→ What to work on:
Retype each entry below exactly as it stands.

(A run of records)
START

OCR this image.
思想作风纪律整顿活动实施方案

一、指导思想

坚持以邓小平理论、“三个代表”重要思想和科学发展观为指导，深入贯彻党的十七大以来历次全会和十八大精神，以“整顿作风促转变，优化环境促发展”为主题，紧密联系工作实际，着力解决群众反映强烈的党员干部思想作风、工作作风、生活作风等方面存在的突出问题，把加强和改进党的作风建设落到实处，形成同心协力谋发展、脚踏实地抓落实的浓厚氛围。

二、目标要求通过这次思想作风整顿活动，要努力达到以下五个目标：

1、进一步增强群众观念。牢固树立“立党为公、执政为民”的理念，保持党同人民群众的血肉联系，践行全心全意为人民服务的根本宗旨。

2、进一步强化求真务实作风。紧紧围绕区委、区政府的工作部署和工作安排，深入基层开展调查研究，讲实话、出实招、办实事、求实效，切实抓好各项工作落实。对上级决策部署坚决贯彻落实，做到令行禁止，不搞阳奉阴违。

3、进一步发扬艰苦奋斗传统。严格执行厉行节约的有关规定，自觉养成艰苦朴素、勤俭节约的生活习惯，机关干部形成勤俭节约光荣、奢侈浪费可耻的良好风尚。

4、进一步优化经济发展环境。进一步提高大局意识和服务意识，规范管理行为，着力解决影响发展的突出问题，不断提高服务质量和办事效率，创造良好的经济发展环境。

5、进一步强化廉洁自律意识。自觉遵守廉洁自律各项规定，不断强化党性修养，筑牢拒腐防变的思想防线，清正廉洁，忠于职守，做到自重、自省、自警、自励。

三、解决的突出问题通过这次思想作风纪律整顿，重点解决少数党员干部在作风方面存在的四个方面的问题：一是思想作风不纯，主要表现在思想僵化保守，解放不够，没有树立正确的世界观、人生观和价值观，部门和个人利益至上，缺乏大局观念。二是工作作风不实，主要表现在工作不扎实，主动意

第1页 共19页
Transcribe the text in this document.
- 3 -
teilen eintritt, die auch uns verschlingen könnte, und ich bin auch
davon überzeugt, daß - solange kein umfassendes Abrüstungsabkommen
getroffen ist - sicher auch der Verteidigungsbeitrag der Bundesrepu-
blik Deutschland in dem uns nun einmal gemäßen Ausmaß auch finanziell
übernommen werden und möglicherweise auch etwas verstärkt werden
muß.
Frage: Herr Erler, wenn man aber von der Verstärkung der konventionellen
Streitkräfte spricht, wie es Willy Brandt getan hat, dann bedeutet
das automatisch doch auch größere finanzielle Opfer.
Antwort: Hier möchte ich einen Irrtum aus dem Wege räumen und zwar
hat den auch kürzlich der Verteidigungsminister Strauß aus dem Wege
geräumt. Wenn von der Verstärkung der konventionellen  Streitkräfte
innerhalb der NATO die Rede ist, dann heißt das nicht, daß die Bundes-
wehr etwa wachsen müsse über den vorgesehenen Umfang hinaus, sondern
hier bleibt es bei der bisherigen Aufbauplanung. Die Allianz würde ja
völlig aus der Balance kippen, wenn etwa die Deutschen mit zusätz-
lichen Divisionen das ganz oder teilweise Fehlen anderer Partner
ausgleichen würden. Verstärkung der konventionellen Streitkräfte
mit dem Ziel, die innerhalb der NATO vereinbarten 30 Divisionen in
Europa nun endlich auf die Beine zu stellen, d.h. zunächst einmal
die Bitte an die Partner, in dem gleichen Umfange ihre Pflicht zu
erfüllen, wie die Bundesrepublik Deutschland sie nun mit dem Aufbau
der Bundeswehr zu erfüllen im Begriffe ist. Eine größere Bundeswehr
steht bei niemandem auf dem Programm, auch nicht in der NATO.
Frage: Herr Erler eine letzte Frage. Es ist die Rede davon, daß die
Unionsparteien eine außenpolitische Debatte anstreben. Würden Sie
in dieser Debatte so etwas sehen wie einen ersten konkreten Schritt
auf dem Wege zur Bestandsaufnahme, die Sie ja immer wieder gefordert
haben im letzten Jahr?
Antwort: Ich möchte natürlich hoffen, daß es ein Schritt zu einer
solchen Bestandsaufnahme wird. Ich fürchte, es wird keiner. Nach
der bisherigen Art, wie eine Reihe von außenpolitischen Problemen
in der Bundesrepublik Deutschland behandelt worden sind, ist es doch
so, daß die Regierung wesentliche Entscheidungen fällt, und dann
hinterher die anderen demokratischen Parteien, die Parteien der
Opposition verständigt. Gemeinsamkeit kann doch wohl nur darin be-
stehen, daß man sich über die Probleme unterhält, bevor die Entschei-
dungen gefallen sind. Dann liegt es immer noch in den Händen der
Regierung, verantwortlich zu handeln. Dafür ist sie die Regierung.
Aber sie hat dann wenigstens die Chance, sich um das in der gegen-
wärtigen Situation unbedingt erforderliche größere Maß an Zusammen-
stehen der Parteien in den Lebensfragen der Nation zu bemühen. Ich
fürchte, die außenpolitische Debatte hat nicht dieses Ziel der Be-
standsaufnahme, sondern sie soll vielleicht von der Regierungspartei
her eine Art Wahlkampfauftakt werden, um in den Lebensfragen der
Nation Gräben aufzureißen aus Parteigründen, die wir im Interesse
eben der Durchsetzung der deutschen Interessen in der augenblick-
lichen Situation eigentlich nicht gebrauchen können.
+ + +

END

→ Written answer:
OCR this image.
思想作风纪律整顿活动实施方案

一、指导思想

坚持以邓小平理论、“三个代表”重要思想和科学发展观为指导，深入贯彻党的十七大以来历次全会和十八大精神，以“整顿作风促转变，优化环境促发展”为主题，紧密联系工作实际，着力解决群众反映强烈的党员干部思想作风、工作作风、生活作风等方面存在的突出问题，把加强和改进党的作风建设落到实处，形成同心协力谋发展、脚踏实地抓落实的浓厚氛围。

二、目标要求通过这次思想作风整顿活动，要努力达到以下五个目标：

1、进一步增强群众观念。牢固树立“立党为公、执政为民”的理念，保持党同人民群众的血肉联系，践行全心全意为人民服务的根本宗旨。

2、进一步强化求真务实作风。紧紧围绕区委、区政府的工作部署和工作安排，深入基层开展调查研究，讲实话、出实招、办实事、求实效，切实抓好各项工作落实。对上级决策部署坚决贯彻落实，做到令行禁止，不搞阳奉阴违。

3、进一步发扬艰苦奋斗传统。严格执行厉行节约的有关规定，自觉养成艰苦朴素、勤俭节约的生活习惯，机关干部形成勤俭节约光荣、奢侈浪费可耻的良好风尚。

4、进一步优化经济发展环境。进一步提高大局意识和服务意识，规范管理行为，着力解决影响发展的突出问题，不断提高服务质量和办事效率，创造良好的经济发展环境。

5、进一步强化廉洁自律意识。自觉遵守廉洁自律各项规定，不断强化党性修养，筑牢拒腐防变的思想防线，清正廉洁，忠于职守，做到自重、自省、自警、自励。

三、解决的突出问题通过这次思想作风纪律整顿，重点解决少数党员干部在作风方面存在的四个方面的问题：一是思想作风不纯，主要表现在思想僵化保守，解放不够，没有树立正确的世界观、人生观和价值观，部门和个人利益至上，缺乏大局观念。二是工作作风不实，主要表现在工作不扎实，主动意

第1页 共19页
Transcribe the text in this document.
- 3 -
teilen eintritt, die auch uns verschlingen könnte, und ich bin auch
davon überzeugt, daß - solange kein umfassendes Abrüstungsabkommen
getroffen ist - sicher auch der Verteidigungsbeitrag der Bundesrepu-
blik Deutschland in dem uns nun einmal gemäßen Ausmaß auch finanziell
übernommen werden und möglicherweise auch etwas verstärkt werden
muß.
Frage: Herr Erler, wenn man aber von der Verstärkung der konventionellen
Streitkräfte spricht, wie es Willy Brandt getan hat, dann bedeutet
das automatisch doch auch größere finanzielle Opfer.
Antwort: Hier möchte ich einen Irrtum aus dem Wege räumen und zwar
hat den auch kürzlich der Verteidigungsminister Strauß aus dem Wege
geräumt. Wenn von der Verstärkung der konventionellen  Streitkräfte
innerhalb der NATO die Rede ist, dann heißt das nicht, daß die Bundes-
wehr etwa wachsen müsse über den vorgesehenen Umfang hinaus, sondern
hier bleibt es bei der bisherigen Aufbauplanung. Die Allianz würde ja
völlig aus der Balance kippen, wenn etwa die Deutschen mit zusätz-
lichen Divisionen das ganz oder teilweise Fehlen anderer Partner
ausgleichen würden. Verstärkung der konventionellen Streitkräfte
mit dem Ziel, die innerhalb der NATO vereinbarten 30 Divisionen in
Europa nun endlich auf die Beine zu stellen, d.h. zunächst einmal
die Bitte an die Partner, in dem gleichen Umfange ihre Pflicht zu
erfüllen, wie die Bundesrepublik Deutschland sie nun mit dem Aufbau
der Bundeswehr zu erfüllen im Begriffe ist. Eine größere Bundeswehr
steht bei niemandem auf dem Programm, auch nicht in der NATO.
Frage: Herr Erler eine letzte Frage. Es ist die Rede davon, daß die
Unionsparteien eine außenpolitische Debatte anstreben. Würden Sie
in dieser Debatte so etwas sehen wie einen ersten konkreten Schritt
auf dem Wege zur Bestandsaufnahme, die Sie ja immer wieder gefordert
haben im letzten Jahr?
Antwort: Ich möchte natürlich hoffen, daß es ein Schritt zu einer
solchen Bestandsaufnahme wird. Ich fürchte, es wird keiner. Nach
der bisherigen Art, wie eine Reihe von außenpolitischen Problemen
in der Bundesrepublik Deutschland behandelt worden sind, ist es doch
so, daß die Regierung wesentliche Entscheidungen fällt, und dann
hinterher die anderen demokratischen Parteien, die Parteien der
Opposition verständigt. Gemeinsamkeit kann doch wohl nur darin be-
stehen, daß man sich über die Probleme unterhält, bevor die Entschei-
dungen gefallen sind. Dann liegt es immer noch in den Händen der
Regierung, verantwortlich zu handeln. Dafür ist sie die Regierung.
Aber sie hat dann wenigstens die Chance, sich um das in der gegen-
wärtigen Situation unbedingt erforderliche größere Maß an Zusammen-
stehen der Parteien in den Lebensfragen der Nation zu bemühen. Ich
fürchte, die außenpolitische Debatte hat nicht dieses Ziel der Be-
standsaufnahme, sondern sie soll vielleicht von der Regierungspartei
her eine Art Wahlkampfauftakt werden, um in den Lebensfragen der
Nation Gräben aufzureißen aus Parteigründen, die wir im Interesse
eben der Durchsetzung der deutschen Interessen in der augenblick-
lichen Situation eigentlich nicht gebrauchen können.
+ + +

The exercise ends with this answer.